Items listed in a dataset:
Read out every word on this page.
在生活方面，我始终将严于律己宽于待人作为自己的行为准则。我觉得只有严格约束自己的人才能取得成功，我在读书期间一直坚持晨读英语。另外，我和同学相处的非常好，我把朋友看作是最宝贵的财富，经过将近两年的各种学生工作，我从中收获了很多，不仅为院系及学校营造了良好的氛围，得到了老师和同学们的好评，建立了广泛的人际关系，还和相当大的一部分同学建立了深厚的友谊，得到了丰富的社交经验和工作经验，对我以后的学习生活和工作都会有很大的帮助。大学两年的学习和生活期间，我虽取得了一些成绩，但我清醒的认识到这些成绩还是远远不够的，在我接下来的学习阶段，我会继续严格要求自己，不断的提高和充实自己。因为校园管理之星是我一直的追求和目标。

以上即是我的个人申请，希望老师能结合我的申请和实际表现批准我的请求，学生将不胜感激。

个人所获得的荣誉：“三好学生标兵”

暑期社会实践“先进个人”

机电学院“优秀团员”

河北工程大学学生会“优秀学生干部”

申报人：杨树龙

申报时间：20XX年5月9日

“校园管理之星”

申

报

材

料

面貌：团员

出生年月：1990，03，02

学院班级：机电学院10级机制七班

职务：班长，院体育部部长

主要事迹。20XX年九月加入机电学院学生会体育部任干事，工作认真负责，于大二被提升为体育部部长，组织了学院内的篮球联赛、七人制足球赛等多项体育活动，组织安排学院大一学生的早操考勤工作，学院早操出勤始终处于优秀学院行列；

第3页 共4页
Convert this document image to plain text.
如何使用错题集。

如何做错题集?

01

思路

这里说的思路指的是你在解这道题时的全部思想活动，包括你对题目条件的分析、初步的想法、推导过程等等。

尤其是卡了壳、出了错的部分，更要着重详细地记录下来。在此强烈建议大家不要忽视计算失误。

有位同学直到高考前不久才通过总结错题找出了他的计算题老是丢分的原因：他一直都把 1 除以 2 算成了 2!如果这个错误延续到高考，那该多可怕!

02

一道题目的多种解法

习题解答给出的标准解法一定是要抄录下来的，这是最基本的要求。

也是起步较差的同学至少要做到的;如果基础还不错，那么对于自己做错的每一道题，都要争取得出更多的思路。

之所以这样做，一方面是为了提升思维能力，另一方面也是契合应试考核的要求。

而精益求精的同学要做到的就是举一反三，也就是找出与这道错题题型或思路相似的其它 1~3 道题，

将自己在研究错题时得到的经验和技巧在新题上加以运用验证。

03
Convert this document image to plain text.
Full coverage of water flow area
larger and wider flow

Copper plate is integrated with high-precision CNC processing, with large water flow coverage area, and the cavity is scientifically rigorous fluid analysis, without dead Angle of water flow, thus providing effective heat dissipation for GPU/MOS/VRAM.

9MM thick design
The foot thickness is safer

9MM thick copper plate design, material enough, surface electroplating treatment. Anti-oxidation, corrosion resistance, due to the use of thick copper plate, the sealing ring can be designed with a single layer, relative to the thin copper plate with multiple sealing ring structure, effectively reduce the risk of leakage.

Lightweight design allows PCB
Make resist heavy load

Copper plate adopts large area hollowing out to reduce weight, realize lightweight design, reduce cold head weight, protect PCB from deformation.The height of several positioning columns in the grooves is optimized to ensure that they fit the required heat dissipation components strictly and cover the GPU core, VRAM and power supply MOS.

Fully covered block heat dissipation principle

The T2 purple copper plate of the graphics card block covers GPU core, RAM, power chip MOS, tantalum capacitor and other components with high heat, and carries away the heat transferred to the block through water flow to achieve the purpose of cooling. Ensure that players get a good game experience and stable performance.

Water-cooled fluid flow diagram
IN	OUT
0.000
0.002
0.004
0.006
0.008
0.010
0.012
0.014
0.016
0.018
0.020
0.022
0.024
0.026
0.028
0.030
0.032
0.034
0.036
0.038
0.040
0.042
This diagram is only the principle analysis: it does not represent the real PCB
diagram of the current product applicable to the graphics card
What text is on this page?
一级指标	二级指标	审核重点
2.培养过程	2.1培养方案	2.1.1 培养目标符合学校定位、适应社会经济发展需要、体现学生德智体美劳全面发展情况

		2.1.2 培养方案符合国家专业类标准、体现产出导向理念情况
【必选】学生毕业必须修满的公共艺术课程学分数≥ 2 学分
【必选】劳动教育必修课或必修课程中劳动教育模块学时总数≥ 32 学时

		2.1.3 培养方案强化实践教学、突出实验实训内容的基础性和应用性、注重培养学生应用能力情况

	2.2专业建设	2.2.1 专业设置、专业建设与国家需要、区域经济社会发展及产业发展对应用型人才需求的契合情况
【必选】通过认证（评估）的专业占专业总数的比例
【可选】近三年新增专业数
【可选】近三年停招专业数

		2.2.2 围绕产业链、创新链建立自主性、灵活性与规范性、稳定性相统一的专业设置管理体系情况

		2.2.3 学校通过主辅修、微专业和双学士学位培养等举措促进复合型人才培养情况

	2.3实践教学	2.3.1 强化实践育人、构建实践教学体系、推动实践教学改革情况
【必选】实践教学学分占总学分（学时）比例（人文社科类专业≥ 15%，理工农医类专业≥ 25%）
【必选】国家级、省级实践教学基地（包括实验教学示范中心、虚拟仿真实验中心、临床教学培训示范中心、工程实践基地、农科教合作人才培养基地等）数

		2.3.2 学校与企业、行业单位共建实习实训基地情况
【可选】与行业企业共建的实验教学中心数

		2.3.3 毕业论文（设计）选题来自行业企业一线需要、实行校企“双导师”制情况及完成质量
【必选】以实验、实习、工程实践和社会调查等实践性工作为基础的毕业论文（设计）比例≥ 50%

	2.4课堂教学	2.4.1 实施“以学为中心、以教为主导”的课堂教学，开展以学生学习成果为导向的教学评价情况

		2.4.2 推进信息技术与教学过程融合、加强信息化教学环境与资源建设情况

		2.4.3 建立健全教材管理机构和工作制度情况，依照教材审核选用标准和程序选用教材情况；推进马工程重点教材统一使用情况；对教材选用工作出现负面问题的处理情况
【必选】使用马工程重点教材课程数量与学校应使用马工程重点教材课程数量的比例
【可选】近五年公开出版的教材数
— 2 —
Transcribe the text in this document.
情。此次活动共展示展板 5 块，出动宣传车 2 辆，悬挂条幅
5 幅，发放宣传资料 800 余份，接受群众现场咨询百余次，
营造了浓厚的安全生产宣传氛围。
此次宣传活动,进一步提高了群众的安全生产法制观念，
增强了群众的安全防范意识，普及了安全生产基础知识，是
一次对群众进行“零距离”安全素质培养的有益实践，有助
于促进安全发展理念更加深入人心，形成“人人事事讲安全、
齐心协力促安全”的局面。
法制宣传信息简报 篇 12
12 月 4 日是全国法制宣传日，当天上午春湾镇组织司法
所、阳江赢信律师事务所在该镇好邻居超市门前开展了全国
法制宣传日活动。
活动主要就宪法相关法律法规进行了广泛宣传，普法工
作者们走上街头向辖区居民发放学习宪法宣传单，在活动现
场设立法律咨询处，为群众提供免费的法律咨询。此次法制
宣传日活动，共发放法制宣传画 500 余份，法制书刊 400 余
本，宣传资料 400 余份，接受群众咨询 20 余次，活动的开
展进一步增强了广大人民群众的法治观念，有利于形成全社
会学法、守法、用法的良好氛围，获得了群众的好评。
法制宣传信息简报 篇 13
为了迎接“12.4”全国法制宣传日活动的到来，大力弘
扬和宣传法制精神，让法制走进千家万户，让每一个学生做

◆ **What needs to be done**
Copy down the material exactly as written.

◆ **Right answer**
Read out every word on this page.
在生活方面，我始终将严于律己宽于待人作为自己的行为准则。我觉得只有严格约束自己的人才能取得成功，我在读书期间一直坚持晨读英语。另外，我和同学相处的非常好，我把朋友看作是最宝贵的财富，经过将近两年的各种学生工作，我从中收获了很多，不仅为院系及学校营造了良好的氛围，得到了老师和同学们的好评，建立了广泛的人际关系，还和相当大的一部分同学建立了深厚的友谊，得到了丰富的社交经验和工作经验，对我以后的学习生活和工作都会有很大的帮助。大学两年的学习和生活期间，我虽取得了一些成绩，但我清醒的认识到这些成绩还是远远不够的，在我接下来的学习阶段，我会继续严格要求自己，不断的提高和充实自己。因为校园管理之星是我一直的追求和目标。

以上即是我的个人申请，希望老师能结合我的申请和实际表现批准我的请求，学生将不胜感激。

个人所获得的荣誉：“三好学生标兵”

暑期社会实践“先进个人”

机电学院“优秀团员”

河北工程大学学生会“优秀学生干部”

申报人：杨树龙

申报时间：20XX年5月9日

“校园管理之星”

申

报

材

料

面貌：团员

出生年月：1990，03，02

学院班级：机电学院10级机制七班

职务：班长，院体育部部长

主要事迹。20XX年九月加入机电学院学生会体育部任干事，工作认真负责，于大二被提升为体育部部长，组织了学院内的篮球联赛、七人制足球赛等多项体育活动，组织安排学院大一学生的早操考勤工作，学院早操出勤始终处于优秀学院行列；

第3页 共4页
Convert this document image to plain text.
如何使用错题集。

如何做错题集?

01

思路

这里说的思路指的是你在解这道题时的全部思想活动，包括你对题目条件的分析、初步的想法、推导过程等等。

尤其是卡了壳、出了错的部分，更要着重详细地记录下来。在此强烈建议大家不要忽视计算失误。

有位同学直到高考前不久才通过总结错题找出了他的计算题老是丢分的原因：他一直都把 1 除以 2 算成了 2!如果这个错误延续到高考，那该多可怕!

02

一道题目的多种解法

习题解答给出的标准解法一定是要抄录下来的，这是最基本的要求。

也是起步较差的同学至少要做到的;如果基础还不错，那么对于自己做错的每一道题，都要争取得出更多的思路。

之所以这样做，一方面是为了提升思维能力，另一方面也是契合应试考核的要求。

而精益求精的同学要做到的就是举一反三，也就是找出与这道错题题型或思路相似的其它 1~3 道题，

将自己在研究错题时得到的经验和技巧在新题上加以运用验证。

03
Convert this document image to plain text.
Full coverage of water flow area
larger and wider flow

Copper plate is integrated with high-precision CNC processing, with large water flow coverage area, and the cavity is scientifically rigorous fluid analysis, without dead Angle of water flow, thus providing effective heat dissipation for GPU/MOS/VRAM.

9MM thick design
The foot thickness is safer

9MM thick copper plate design, material enough, surface electroplating treatment. Anti-oxidation, corrosion resistance, due to the use of thick copper plate, the sealing ring can be designed with a single layer, relative to the thin copper plate with multiple sealing ring structure, effectively reduce the risk of leakage.

Lightweight design allows PCB
Make resist heavy load

Copper plate adopts large area hollowing out to reduce weight, realize lightweight design, reduce cold head weight, protect PCB from deformation.The height of several positioning columns in the grooves is optimized to ensure that they fit the required heat dissipation components strictly and cover the GPU core, VRAM and power supply MOS.

Fully covered block heat dissipation principle

The T2 purple copper plate of the graphics card block covers GPU core, RAM, power chip MOS, tantalum capacitor and other components with high heat, and carries away the heat transferred to the block through water flow to achieve the purpose of cooling. Ensure that players get a good game experience and stable performance.

Water-cooled fluid flow diagram
IN	OUT
0.000
0.002
0.004
0.006
0.008
0.010
0.012
0.014
0.016
0.018
0.020
0.022
0.024
0.026
0.028
0.030
0.032
0.034
0.036
0.038
0.040
0.042
This diagram is only the principle analysis: it does not represent the real PCB
diagram of the current product applicable to the graphics card
What text is on this page?
一级指标	二级指标	审核重点
2.培养过程	2.1培养方案	2.1.1 培养目标符合学校定位、适应社会经济发展需要、体现学生德智体美劳全面发展情况

		2.1.2 培养方案符合国家专业类标准、体现产出导向理念情况
【必选】学生毕业必须修满的公共艺术课程学分数≥ 2 学分
【必选】劳动教育必修课或必修课程中劳动教育模块学时总数≥ 32 学时

		2.1.3 培养方案强化实践教学、突出实验实训内容的基础性和应用性、注重培养学生应用能力情况

	2.2专业建设	2.2.1 专业设置、专业建设与国家需要、区域经济社会发展及产业发展对应用型人才需求的契合情况
【必选】通过认证（评估）的专业占专业总数的比例
【可选】近三年新增专业数
【可选】近三年停招专业数

		2.2.2 围绕产业链、创新链建立自主性、灵活性与规范性、稳定性相统一的专业设置管理体系情况

		2.2.3 学校通过主辅修、微专业和双学士学位培养等举措促进复合型人才培养情况

	2.3实践教学	2.3.1 强化实践育人、构建实践教学体系、推动实践教学改革情况
【必选】实践教学学分占总学分（学时）比例（人文社科类专业≥ 15%，理工农医类专业≥ 25%）
【必选】国家级、省级实践教学基地（包括实验教学示范中心、虚拟仿真实验中心、临床教学培训示范中心、工程实践基地、农科教合作人才培养基地等）数

		2.3.2 学校与企业、行业单位共建实习实训基地情况
【可选】与行业企业共建的实验教学中心数

		2.3.3 毕业论文（设计）选题来自行业企业一线需要、实行校企“双导师”制情况及完成质量
【必选】以实验、实习、工程实践和社会调查等实践性工作为基础的毕业论文（设计）比例≥ 50%

	2.4课堂教学	2.4.1 实施“以学为中心、以教为主导”的课堂教学，开展以学生学习成果为导向的教学评价情况

		2.4.2 推进信息技术与教学过程融合、加强信息化教学环境与资源建设情况

		2.4.3 建立健全教材管理机构和工作制度情况，依照教材审核选用标准和程序选用教材情况；推进马工程重点教材统一使用情况；对教材选用工作出现负面问题的处理情况
【必选】使用马工程重点教材课程数量与学校应使用马工程重点教材课程数量的比例
【可选】近五年公开出版的教材数
— 2 —
Transcribe the text in this document.
情。此次活动共展示展板 5 块，出动宣传车 2 辆，悬挂条幅
5 幅，发放宣传资料 800 余份，接受群众现场咨询百余次，
营造了浓厚的安全生产宣传氛围。
此次宣传活动,进一步提高了群众的安全生产法制观念，
增强了群众的安全防范意识，普及了安全生产基础知识，是
一次对群众进行“零距离”安全素质培养的有益实践，有助
于促进安全发展理念更加深入人心，形成“人人事事讲安全、
齐心协力促安全”的局面。
法制宣传信息简报 篇 12
12 月 4 日是全国法制宣传日，当天上午春湾镇组织司法
所、阳江赢信律师事务所在该镇好邻居超市门前开展了全国
法制宣传日活动。
活动主要就宪法相关法律法规进行了广泛宣传，普法工
作者们走上街头向辖区居民发放学习宪法宣传单，在活动现
场设立法律咨询处，为群众提供免费的法律咨询。此次法制
宣传日活动，共发放法制宣传画 500 余份，法制书刊 400 余
本，宣传资料 400 余份，接受群众咨询 20 余次，活动的开
展进一步增强了广大人民群众的法治观念，有利于形成全社
会学法、守法、用法的良好氛围，获得了群众的好评。
法制宣传信息简报 篇 13
为了迎接“12.4”全国法制宣传日活动的到来，大力弘
扬和宣传法制精神，让法制走进千家万户，让每一个学生做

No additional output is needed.